((

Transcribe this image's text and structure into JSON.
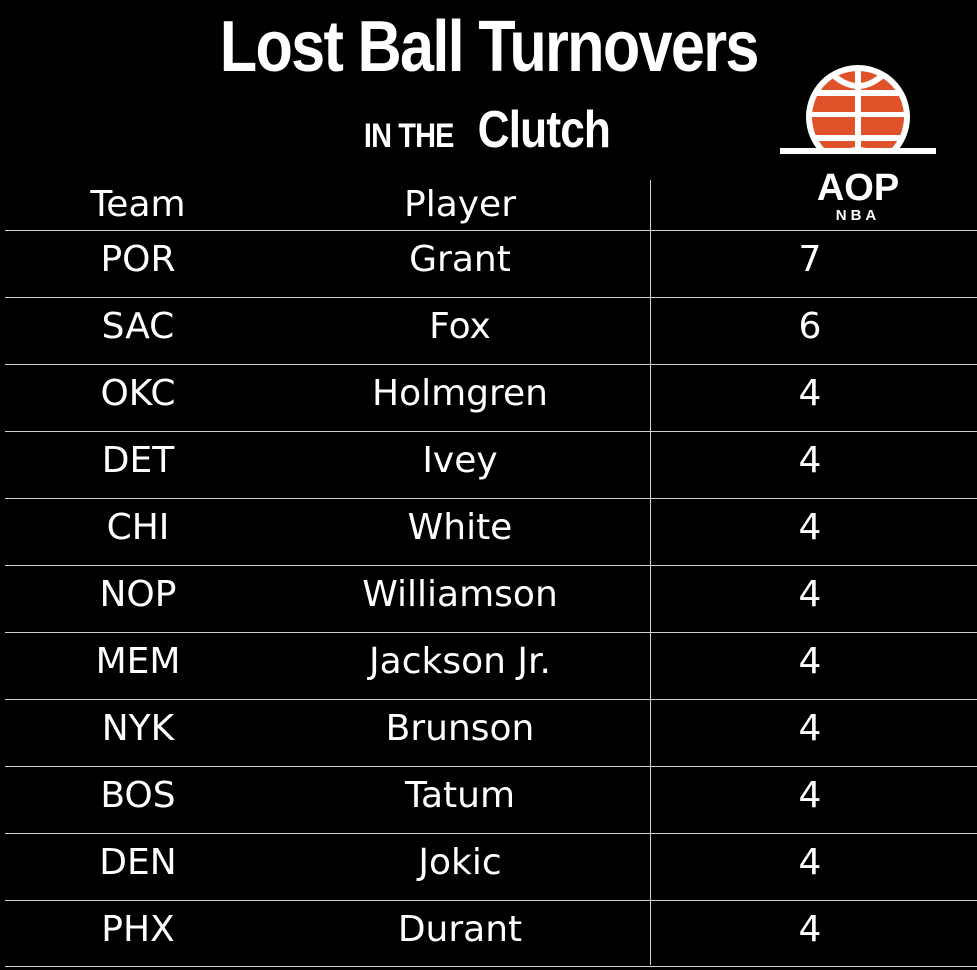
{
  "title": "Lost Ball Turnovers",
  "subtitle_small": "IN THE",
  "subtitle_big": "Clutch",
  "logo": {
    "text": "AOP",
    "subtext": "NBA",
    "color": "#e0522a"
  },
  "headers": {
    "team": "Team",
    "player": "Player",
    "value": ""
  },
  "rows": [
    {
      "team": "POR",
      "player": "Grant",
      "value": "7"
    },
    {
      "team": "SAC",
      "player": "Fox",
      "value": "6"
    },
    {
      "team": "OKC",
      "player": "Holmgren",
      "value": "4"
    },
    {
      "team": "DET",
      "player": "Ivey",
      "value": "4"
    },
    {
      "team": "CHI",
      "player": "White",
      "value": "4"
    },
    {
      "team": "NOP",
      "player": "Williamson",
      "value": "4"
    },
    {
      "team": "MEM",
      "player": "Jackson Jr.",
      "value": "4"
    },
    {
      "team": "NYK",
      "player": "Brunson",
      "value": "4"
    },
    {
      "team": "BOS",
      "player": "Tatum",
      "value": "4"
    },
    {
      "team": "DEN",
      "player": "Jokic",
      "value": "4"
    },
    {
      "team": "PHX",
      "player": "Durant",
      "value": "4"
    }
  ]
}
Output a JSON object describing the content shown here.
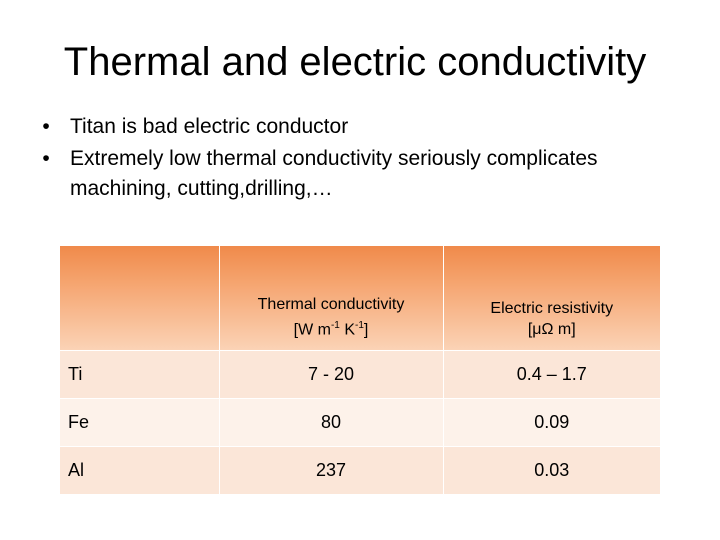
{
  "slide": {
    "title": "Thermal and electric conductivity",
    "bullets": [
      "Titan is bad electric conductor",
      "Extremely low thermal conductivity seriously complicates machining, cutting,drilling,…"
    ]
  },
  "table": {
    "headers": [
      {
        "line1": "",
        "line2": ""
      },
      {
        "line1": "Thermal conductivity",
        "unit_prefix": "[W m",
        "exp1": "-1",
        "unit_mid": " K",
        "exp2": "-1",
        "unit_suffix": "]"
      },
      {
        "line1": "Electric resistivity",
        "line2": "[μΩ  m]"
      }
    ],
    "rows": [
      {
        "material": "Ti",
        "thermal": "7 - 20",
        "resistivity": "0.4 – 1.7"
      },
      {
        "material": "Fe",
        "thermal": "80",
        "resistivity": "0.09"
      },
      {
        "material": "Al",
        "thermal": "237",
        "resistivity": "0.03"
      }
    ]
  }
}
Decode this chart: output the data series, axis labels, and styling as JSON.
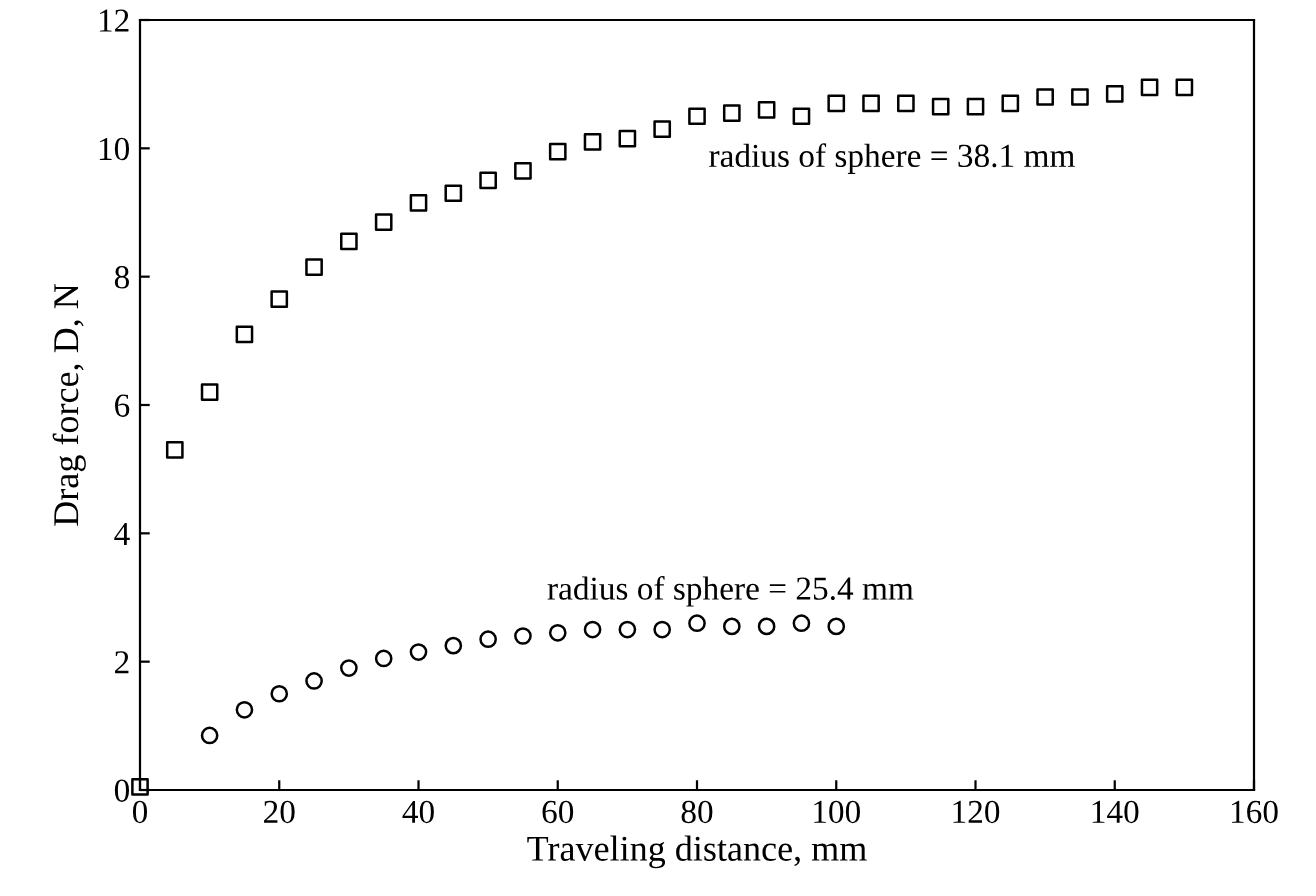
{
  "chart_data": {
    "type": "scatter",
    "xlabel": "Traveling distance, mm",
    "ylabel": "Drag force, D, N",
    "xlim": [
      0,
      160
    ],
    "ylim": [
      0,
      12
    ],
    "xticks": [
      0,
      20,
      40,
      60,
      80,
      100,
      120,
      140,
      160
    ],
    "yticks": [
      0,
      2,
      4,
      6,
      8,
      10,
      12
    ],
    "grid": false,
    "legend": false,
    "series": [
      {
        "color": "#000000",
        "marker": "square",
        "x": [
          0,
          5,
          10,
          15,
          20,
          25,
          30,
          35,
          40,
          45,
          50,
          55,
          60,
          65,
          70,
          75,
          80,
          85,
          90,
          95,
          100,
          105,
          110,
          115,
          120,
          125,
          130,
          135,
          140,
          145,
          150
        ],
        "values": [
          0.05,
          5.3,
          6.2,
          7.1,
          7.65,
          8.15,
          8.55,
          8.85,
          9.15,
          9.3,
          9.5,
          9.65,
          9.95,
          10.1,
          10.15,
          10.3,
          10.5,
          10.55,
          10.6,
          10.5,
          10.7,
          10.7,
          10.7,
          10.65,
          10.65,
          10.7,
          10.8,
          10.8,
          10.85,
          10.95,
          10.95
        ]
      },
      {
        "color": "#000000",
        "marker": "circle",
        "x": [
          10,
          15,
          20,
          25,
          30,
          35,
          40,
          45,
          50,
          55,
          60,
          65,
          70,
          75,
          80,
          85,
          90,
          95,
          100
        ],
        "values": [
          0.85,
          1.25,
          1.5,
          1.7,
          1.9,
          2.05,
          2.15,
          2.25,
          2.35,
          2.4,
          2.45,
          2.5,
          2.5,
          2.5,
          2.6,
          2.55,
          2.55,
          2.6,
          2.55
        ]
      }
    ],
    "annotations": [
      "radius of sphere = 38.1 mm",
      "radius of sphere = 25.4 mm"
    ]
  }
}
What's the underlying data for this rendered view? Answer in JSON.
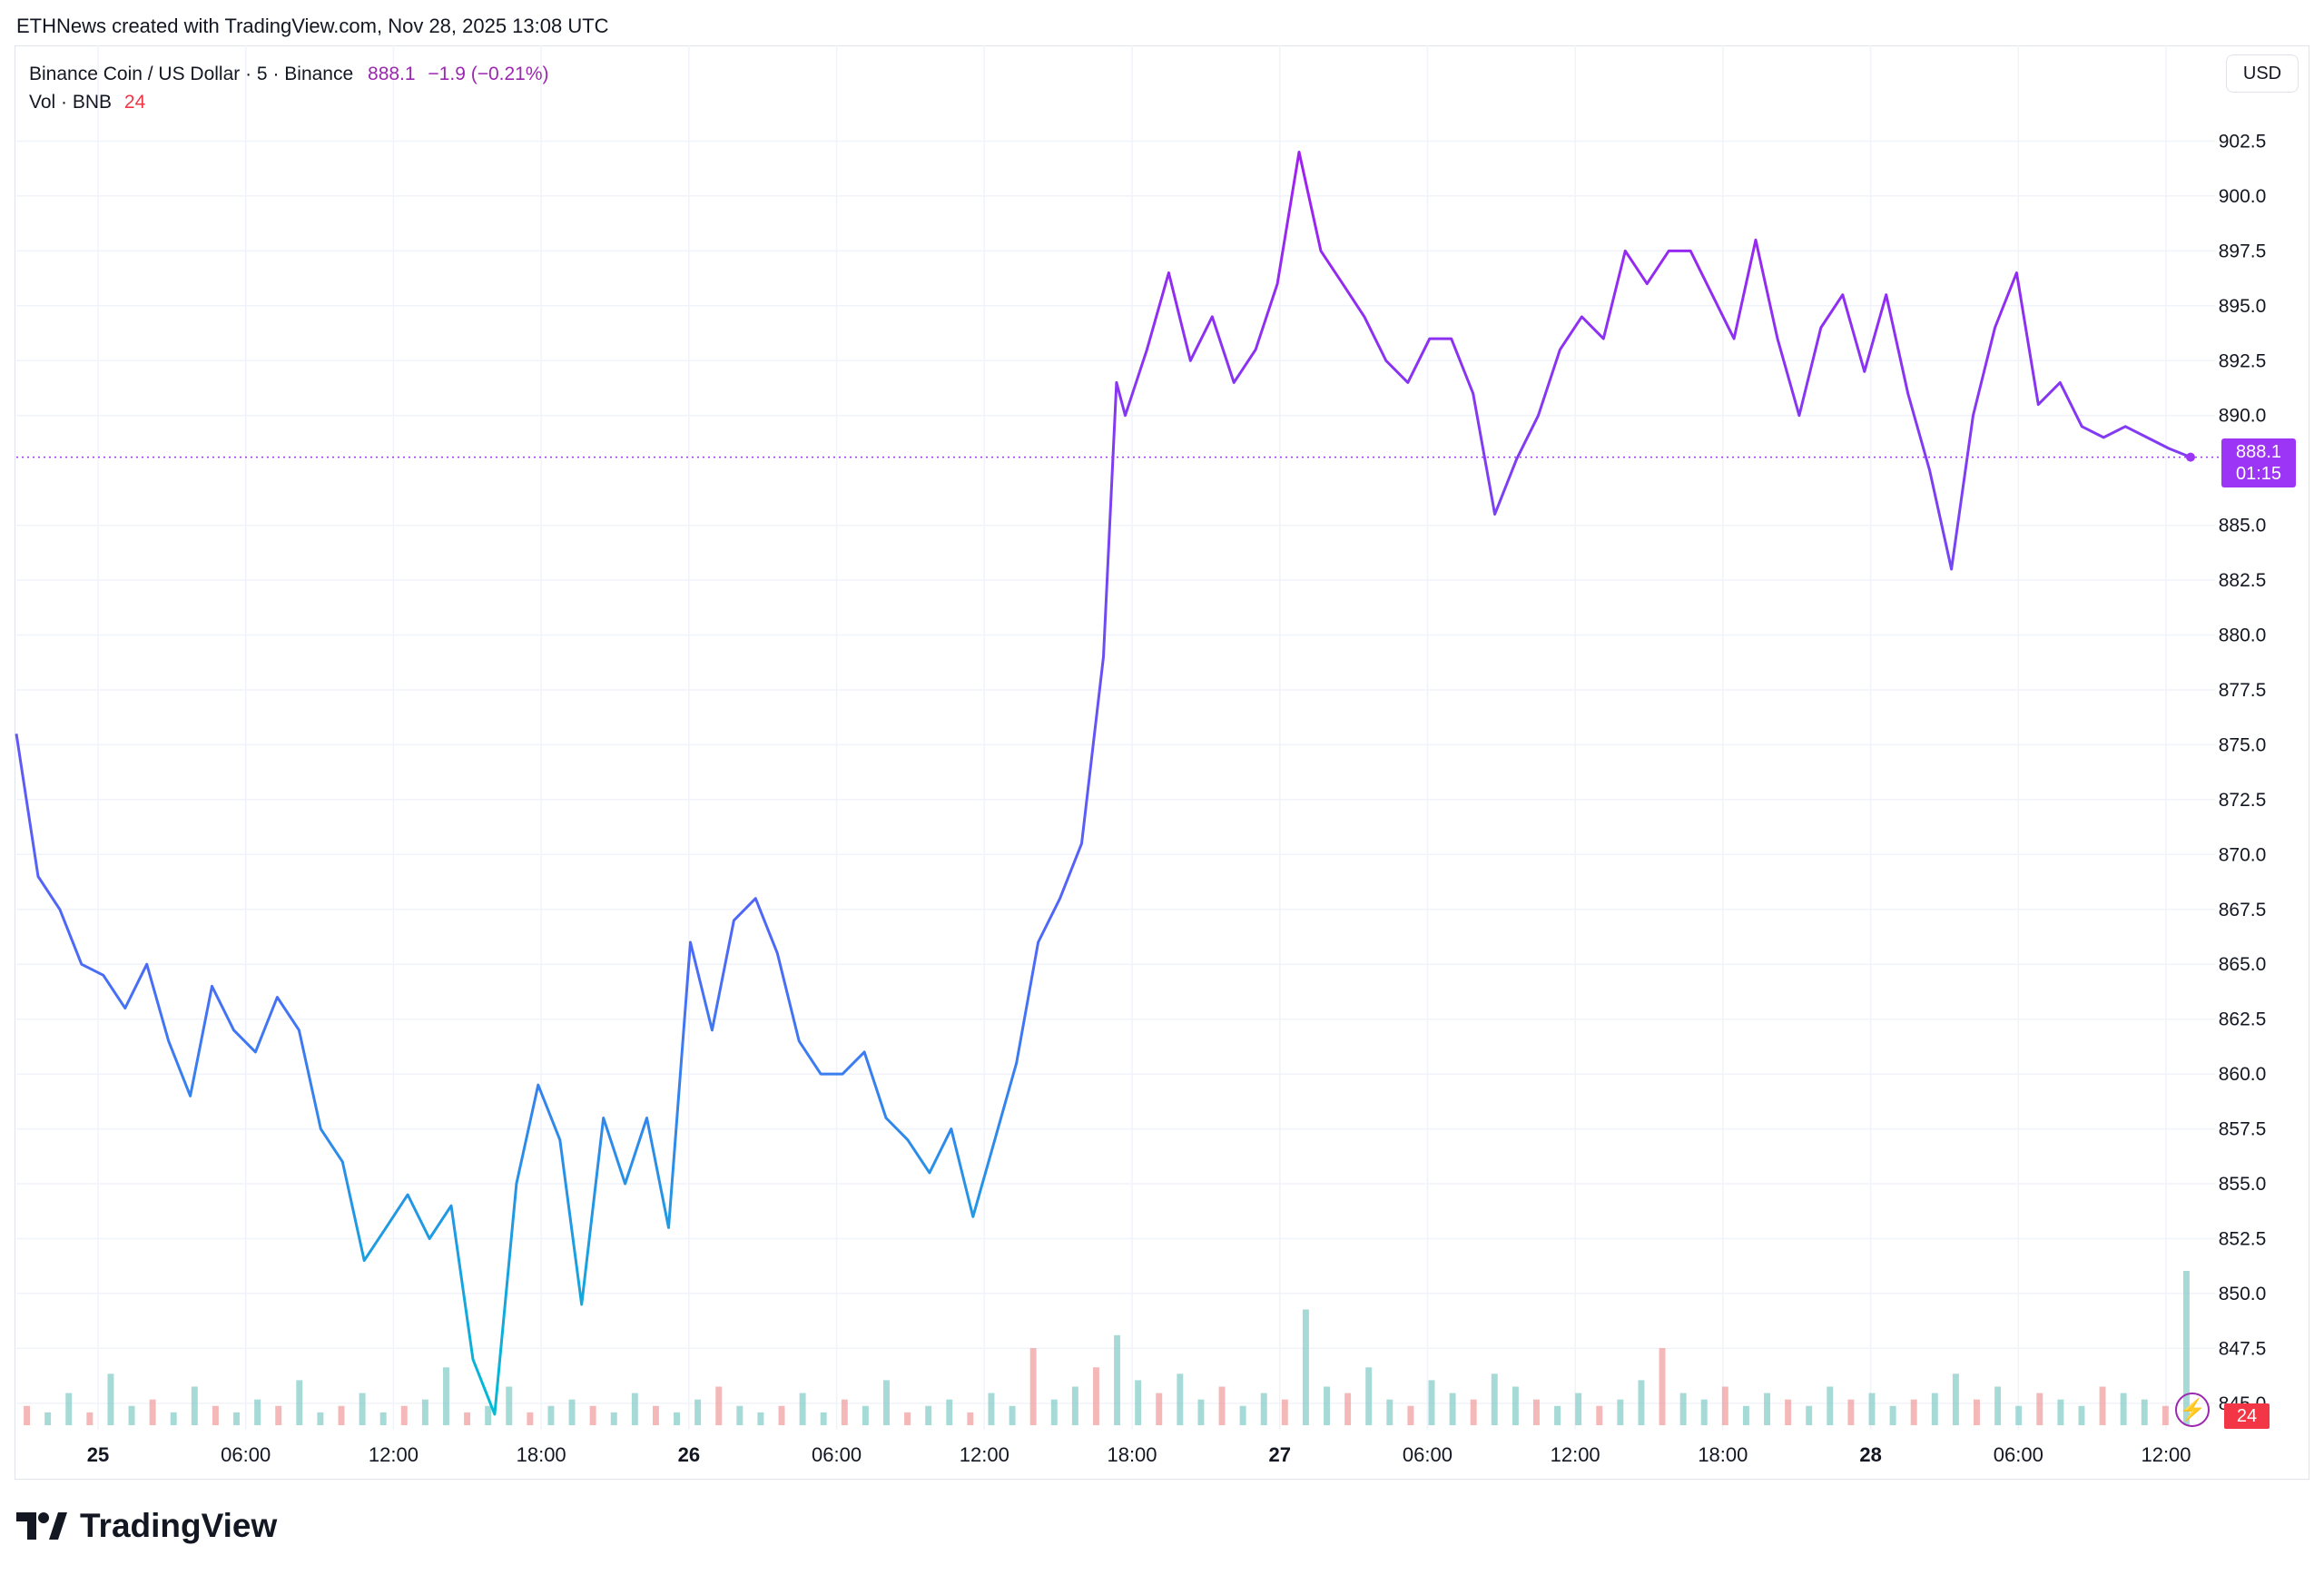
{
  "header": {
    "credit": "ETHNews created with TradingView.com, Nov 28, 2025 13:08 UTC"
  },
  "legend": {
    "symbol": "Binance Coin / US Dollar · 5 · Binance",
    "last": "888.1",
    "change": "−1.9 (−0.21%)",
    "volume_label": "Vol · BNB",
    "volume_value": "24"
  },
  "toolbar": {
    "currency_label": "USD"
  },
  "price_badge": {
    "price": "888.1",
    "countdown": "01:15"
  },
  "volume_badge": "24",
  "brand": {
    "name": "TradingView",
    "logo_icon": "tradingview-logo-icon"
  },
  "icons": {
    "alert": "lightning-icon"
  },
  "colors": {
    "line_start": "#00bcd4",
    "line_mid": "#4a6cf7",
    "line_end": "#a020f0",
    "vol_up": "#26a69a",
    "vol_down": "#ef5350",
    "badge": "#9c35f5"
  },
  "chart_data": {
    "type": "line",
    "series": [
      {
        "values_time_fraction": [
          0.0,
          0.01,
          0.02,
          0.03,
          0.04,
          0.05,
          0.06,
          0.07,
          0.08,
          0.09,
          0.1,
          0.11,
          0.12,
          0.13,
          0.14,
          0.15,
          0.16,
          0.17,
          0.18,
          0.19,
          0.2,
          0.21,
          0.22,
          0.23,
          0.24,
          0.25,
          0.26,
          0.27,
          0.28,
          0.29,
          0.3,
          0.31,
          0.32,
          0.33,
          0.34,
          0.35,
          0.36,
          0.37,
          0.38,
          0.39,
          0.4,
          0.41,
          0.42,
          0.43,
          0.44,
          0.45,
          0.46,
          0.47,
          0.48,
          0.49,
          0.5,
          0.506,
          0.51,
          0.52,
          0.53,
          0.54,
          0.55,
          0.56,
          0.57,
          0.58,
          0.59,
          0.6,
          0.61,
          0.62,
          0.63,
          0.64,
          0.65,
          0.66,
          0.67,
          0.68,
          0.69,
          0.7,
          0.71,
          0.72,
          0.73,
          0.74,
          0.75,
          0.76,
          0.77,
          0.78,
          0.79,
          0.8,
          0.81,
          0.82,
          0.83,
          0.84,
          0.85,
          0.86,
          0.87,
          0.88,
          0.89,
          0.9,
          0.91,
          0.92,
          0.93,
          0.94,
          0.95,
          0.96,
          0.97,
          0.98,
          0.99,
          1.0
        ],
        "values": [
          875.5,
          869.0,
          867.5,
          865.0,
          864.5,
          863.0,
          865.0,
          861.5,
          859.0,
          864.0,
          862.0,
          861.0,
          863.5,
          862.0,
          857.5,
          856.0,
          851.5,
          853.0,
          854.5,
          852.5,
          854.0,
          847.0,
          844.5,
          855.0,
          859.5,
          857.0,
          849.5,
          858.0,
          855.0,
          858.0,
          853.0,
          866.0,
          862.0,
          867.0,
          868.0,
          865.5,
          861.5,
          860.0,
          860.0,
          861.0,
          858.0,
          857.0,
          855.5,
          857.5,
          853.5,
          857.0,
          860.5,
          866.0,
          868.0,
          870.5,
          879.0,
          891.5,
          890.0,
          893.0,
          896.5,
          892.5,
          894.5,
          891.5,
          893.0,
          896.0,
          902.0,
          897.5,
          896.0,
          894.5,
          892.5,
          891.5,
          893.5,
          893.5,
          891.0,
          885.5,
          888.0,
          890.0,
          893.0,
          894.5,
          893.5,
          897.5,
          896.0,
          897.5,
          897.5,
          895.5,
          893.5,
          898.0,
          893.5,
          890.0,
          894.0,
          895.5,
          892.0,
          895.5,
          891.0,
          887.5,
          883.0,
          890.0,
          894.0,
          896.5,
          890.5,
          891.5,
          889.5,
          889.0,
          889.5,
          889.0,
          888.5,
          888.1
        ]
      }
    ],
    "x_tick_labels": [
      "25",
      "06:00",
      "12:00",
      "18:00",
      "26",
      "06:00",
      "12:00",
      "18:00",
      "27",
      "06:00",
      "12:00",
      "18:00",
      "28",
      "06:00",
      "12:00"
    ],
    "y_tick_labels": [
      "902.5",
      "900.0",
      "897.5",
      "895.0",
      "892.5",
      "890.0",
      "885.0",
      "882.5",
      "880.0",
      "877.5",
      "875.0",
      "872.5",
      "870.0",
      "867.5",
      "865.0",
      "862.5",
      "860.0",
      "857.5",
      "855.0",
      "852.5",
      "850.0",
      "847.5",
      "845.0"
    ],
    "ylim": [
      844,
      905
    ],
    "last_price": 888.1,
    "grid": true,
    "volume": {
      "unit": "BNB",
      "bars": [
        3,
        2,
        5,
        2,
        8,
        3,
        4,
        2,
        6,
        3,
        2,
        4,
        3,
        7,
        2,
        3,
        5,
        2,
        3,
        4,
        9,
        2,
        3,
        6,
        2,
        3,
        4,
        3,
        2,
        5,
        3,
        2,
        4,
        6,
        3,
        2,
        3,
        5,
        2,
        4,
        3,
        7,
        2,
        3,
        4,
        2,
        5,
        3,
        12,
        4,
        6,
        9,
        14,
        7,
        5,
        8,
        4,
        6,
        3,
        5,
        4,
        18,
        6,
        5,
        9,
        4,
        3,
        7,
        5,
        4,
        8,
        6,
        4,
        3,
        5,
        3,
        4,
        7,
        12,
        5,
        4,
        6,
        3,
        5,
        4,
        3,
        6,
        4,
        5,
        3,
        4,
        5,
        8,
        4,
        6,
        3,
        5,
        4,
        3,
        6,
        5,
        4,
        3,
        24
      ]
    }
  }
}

))

Aim: Check each line above for the word "conductivity", and copy the lines where it appears.

Response to the exercise:
    "title": "Thermal and electric conductivity",
      "Extremely low thermal conductivity seriously complicates machining, cutting,drilling,…"
        "line1": "Thermal conductivity",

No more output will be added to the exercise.